### Written exercise
Select, from the material below, each line with "JSON" in it.

Collected data
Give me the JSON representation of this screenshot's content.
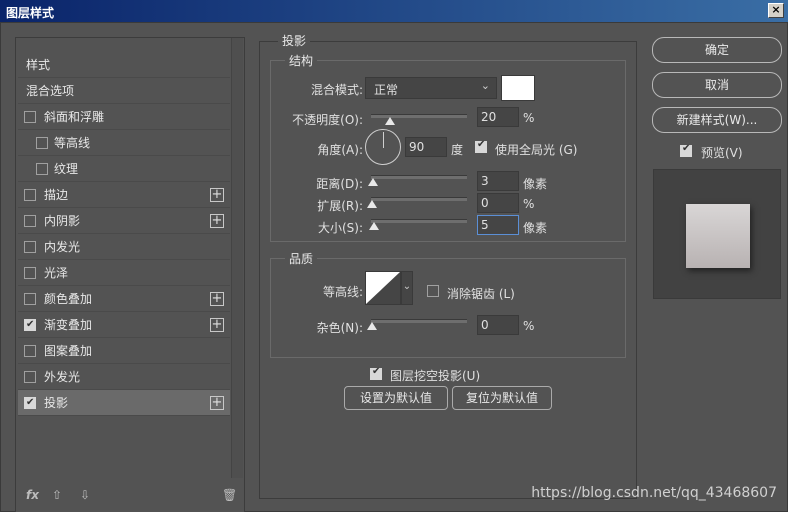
{
  "window": {
    "title": "图层样式",
    "close_label": "×"
  },
  "left": {
    "items": [
      {
        "label": "样式",
        "checkbox": false,
        "checked": false,
        "plus": false,
        "indent": "none"
      },
      {
        "label": "混合选项",
        "checkbox": false,
        "checked": false,
        "plus": false,
        "indent": "none"
      },
      {
        "label": "斜面和浮雕",
        "checkbox": true,
        "checked": false,
        "plus": false,
        "indent": "normal"
      },
      {
        "label": "等高线",
        "checkbox": true,
        "checked": false,
        "plus": false,
        "indent": "sub"
      },
      {
        "label": "纹理",
        "checkbox": true,
        "checked": false,
        "plus": false,
        "indent": "sub"
      },
      {
        "label": "描边",
        "checkbox": true,
        "checked": false,
        "plus": true,
        "indent": "normal"
      },
      {
        "label": "内阴影",
        "checkbox": true,
        "checked": false,
        "plus": true,
        "indent": "normal"
      },
      {
        "label": "内发光",
        "checkbox": true,
        "checked": false,
        "plus": false,
        "indent": "normal"
      },
      {
        "label": "光泽",
        "checkbox": true,
        "checked": false,
        "plus": false,
        "indent": "normal"
      },
      {
        "label": "颜色叠加",
        "checkbox": true,
        "checked": false,
        "plus": true,
        "indent": "normal"
      },
      {
        "label": "渐变叠加",
        "checkbox": true,
        "checked": true,
        "plus": true,
        "indent": "normal"
      },
      {
        "label": "图案叠加",
        "checkbox": true,
        "checked": false,
        "plus": false,
        "indent": "normal"
      },
      {
        "label": "外发光",
        "checkbox": true,
        "checked": false,
        "plus": false,
        "indent": "normal"
      },
      {
        "label": "投影",
        "checkbox": true,
        "checked": true,
        "plus": true,
        "indent": "normal",
        "selected": true
      }
    ],
    "footer": {
      "fx": "fx",
      "up": "⇧",
      "down": "⇩",
      "trash": "🗑"
    }
  },
  "panel": {
    "title": "投影",
    "structure": {
      "title": "结构",
      "blend_mode_label": "混合模式:",
      "blend_mode_value": "正常",
      "opacity_label": "不透明度(O):",
      "opacity_value": "20",
      "opacity_unit": "%",
      "opacity_fraction": 0.2,
      "angle_label": "角度(A):",
      "angle_value": "90",
      "angle_unit": "度",
      "global_light_label": "使用全局光 (G)",
      "global_light_checked": true,
      "distance_label": "距离(D):",
      "distance_value": "3",
      "distance_unit": "像素",
      "spread_label": "扩展(R):",
      "spread_value": "0",
      "spread_unit": "%",
      "size_label": "大小(S):",
      "size_value": "5",
      "size_unit": "像素"
    },
    "quality": {
      "title": "品质",
      "contour_label": "等高线:",
      "antialias_label": "消除锯齿 (L)",
      "antialias_checked": false,
      "noise_label": "杂色(N):",
      "noise_value": "0",
      "noise_unit": "%"
    },
    "knockout_label": "图层挖空投影(U)",
    "knockout_checked": true,
    "set_default_label": "设置为默认值",
    "reset_default_label": "复位为默认值"
  },
  "right": {
    "ok_label": "确定",
    "cancel_label": "取消",
    "new_style_label": "新建样式(W)...",
    "preview_label": "预览(V)",
    "preview_checked": true
  },
  "watermark": "https://blog.csdn.net/qq_43468607"
}
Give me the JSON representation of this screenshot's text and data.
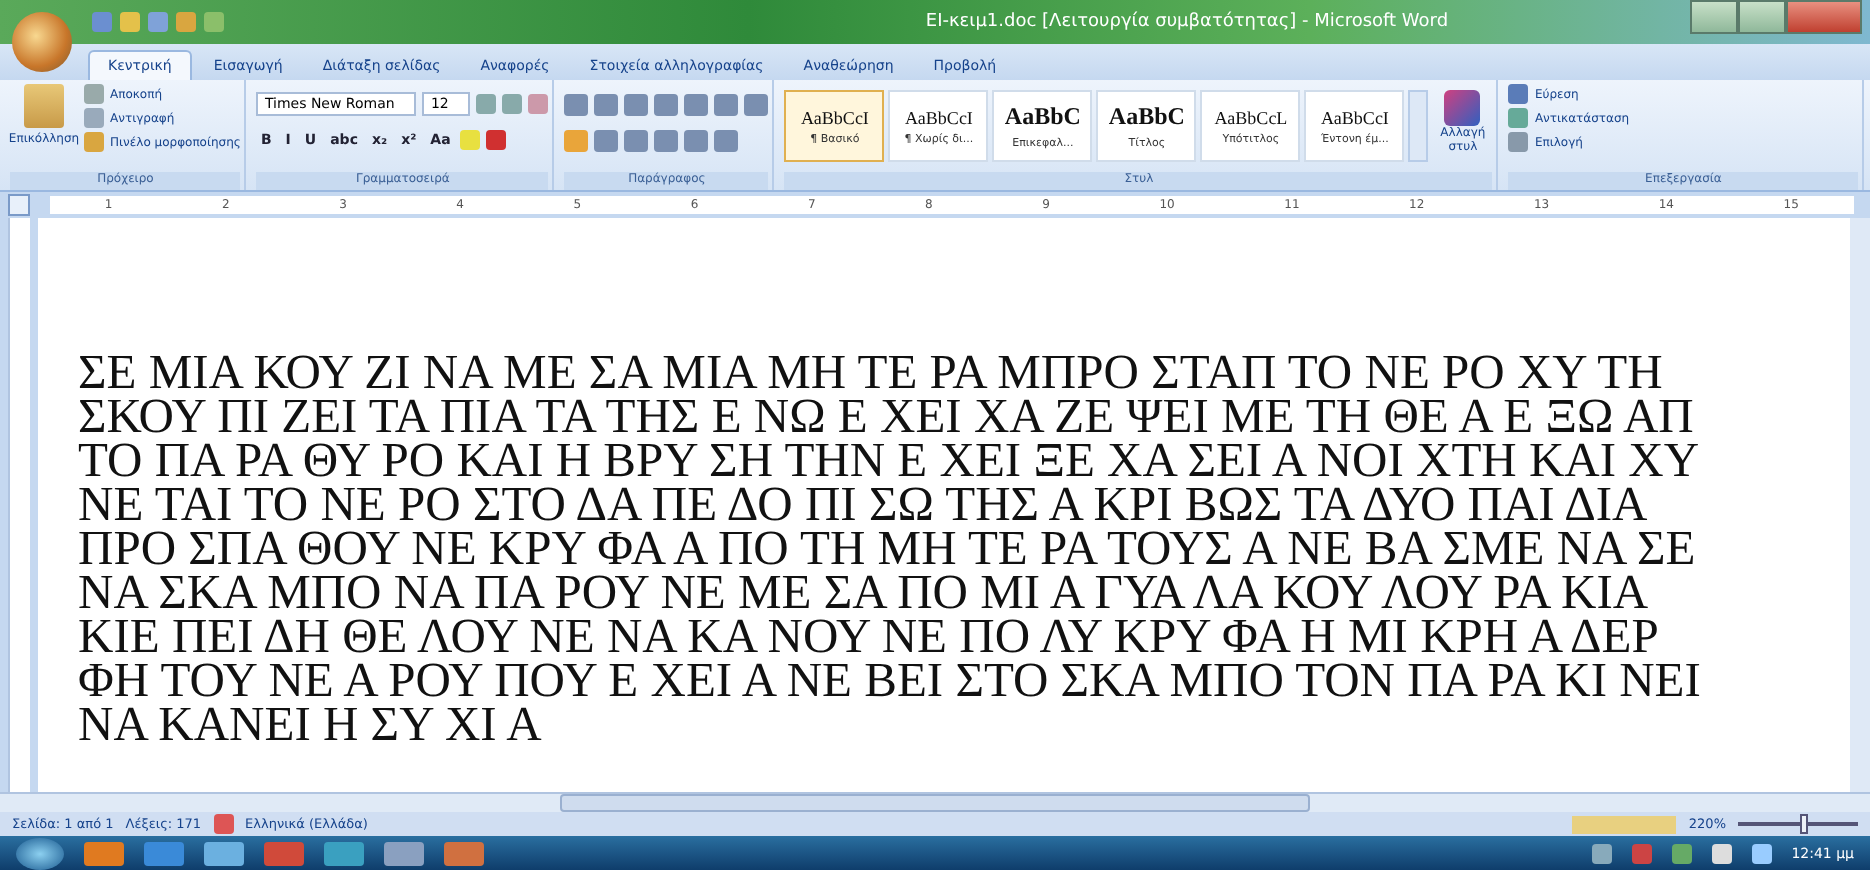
{
  "window": {
    "title": "ΕΙ-κειμ1.doc [Λειτουργία συμβατότητας] - Microsoft Word"
  },
  "tabs": [
    {
      "label": "Κεντρική",
      "selected": true
    },
    {
      "label": "Εισαγωγή",
      "selected": false
    },
    {
      "label": "Διάταξη σελίδας",
      "selected": false
    },
    {
      "label": "Αναφορές",
      "selected": false
    },
    {
      "label": "Στοιχεία αλληλογραφίας",
      "selected": false
    },
    {
      "label": "Αναθεώρηση",
      "selected": false
    },
    {
      "label": "Προβολή",
      "selected": false
    }
  ],
  "ribbon": {
    "clipboard": {
      "label": "Πρόχειρο",
      "paste": "Επικόλληση",
      "items": [
        "Αποκοπή",
        "Αντιγραφή",
        "Πινέλο μορφοποίησης"
      ]
    },
    "font": {
      "label": "Γραμματοσειρά",
      "font_name": "Times New Roman",
      "font_size": "12",
      "format_buttons": [
        "B",
        "I",
        "U",
        "abc",
        "x₂",
        "x²",
        "Aa"
      ]
    },
    "paragraph": {
      "label": "Παράγραφος"
    },
    "styles": {
      "label": "Στυλ",
      "change_styles": "Αλλαγή στυλ",
      "items": [
        {
          "preview": "AaBbCcI",
          "name": "¶ Βασικό",
          "selected": true
        },
        {
          "preview": "AaBbCcI",
          "name": "¶ Χωρίς δι...",
          "selected": false
        },
        {
          "preview": "AaBbC",
          "name": "Επικεφαλ...",
          "selected": false
        },
        {
          "preview": "AaBbC",
          "name": "Τίτλος",
          "selected": false
        },
        {
          "preview": "AaBbCcL",
          "name": "Υπότιτλος",
          "selected": false
        },
        {
          "preview": "AaBbCcI",
          "name": "Έντονη έμ...",
          "selected": false
        }
      ]
    },
    "editing": {
      "label": "Επεξεργασία",
      "items": [
        "Εύρεση",
        "Αντικατάσταση",
        "Επιλογή"
      ]
    }
  },
  "ruler": {
    "marks": [
      "1",
      "2",
      "3",
      "4",
      "5",
      "6",
      "7",
      "8",
      "9",
      "10",
      "11",
      "12",
      "13",
      "14",
      "15"
    ]
  },
  "document": {
    "lines": [
      "ΣΕ ΜΙΑ ΚΟΥ ΖΙ ΝΑ ΜΕ ΣΑ ΜΙΑ ΜΗ ΤΕ ΡΑ ΜΠΡΟ ΣΤΑΠ ΤΟ ΝΕ ΡΟ ΧΥ ΤΗ",
      "ΣΚΟΥ ΠΙ ΖΕΙ ΤΑ ΠΙΑ ΤΑ ΤΗΣ Ε ΝΩ Ε ΧΕΙ ΧΑ ΖΕ ΨΕΙ ΜΕ ΤΗ ΘΕ Α Ε ΞΩ ΑΠ",
      "ΤΟ ΠΑ ΡΑ ΘΥ ΡΟ ΚΑΙ Η ΒΡΥ ΣΗ ΤΗΝ Ε ΧΕΙ ΞΕ ΧΑ ΣΕΙ Α ΝΟΙ ΧΤΗ ΚΑΙ ΧΥ",
      "ΝΕ ΤΑΙ ΤΟ ΝΕ ΡΟ ΣΤΟ ΔΑ ΠΕ ΔΟ ΠΙ ΣΩ ΤΗΣ Α ΚΡΙ ΒΩΣ ΤΑ ΔΥΟ ΠΑΙ ΔΙΑ",
      "ΠΡΟ ΣΠΑ ΘΟΥ ΝΕ ΚΡΥ ΦΑ Α ΠΟ ΤΗ ΜΗ ΤΕ ΡΑ ΤΟΥΣ Α ΝΕ ΒΑ ΣΜΕ ΝΑ ΣΕ",
      "ΝΑ ΣΚΑ ΜΠΟ ΝΑ ΠΑ ΡΟΥ ΝΕ ΜΕ ΣΑ ΠΟ ΜΙ Α ΓΥΑ ΛΑ ΚΟΥ ΛΟΥ ΡΑ ΚΙΑ",
      "ΚΙΕ ΠΕΙ ΔΗ ΘΕ ΛΟΥ ΝΕ ΝΑ ΚΑ ΝΟΥ ΝΕ ΠΟ ΛΥ ΚΡΥ ΦΑ Η ΜΙ ΚΡΗ Α ΔΕΡ",
      "ΦΗ ΤΟΥ ΝΕ Α ΡΟΥ ΠΟΥ Ε ΧΕΙ Α ΝΕ ΒΕΙ ΣΤΟ ΣΚΑ ΜΠΟ ΤΟΝ ΠΑ ΡΑ ΚΙ ΝΕΙ",
      "ΝΑ ΚΑΝΕΙ Η ΣΥ ΧΙ Α"
    ]
  },
  "status_bar": {
    "page": "Σελίδα: 1 από 1",
    "words": "Λέξεις: 171",
    "language": "Ελληνικά (Ελλάδα)",
    "zoom": "220%",
    "zoom_slider": {
      "level": 0.55
    }
  },
  "taskbar": {
    "clock": "12:41 μμ"
  }
}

### Reply to the exercise
Give me the JSON representation of this screenshot's content.
Give me the JSON representation of this screenshot's text and data.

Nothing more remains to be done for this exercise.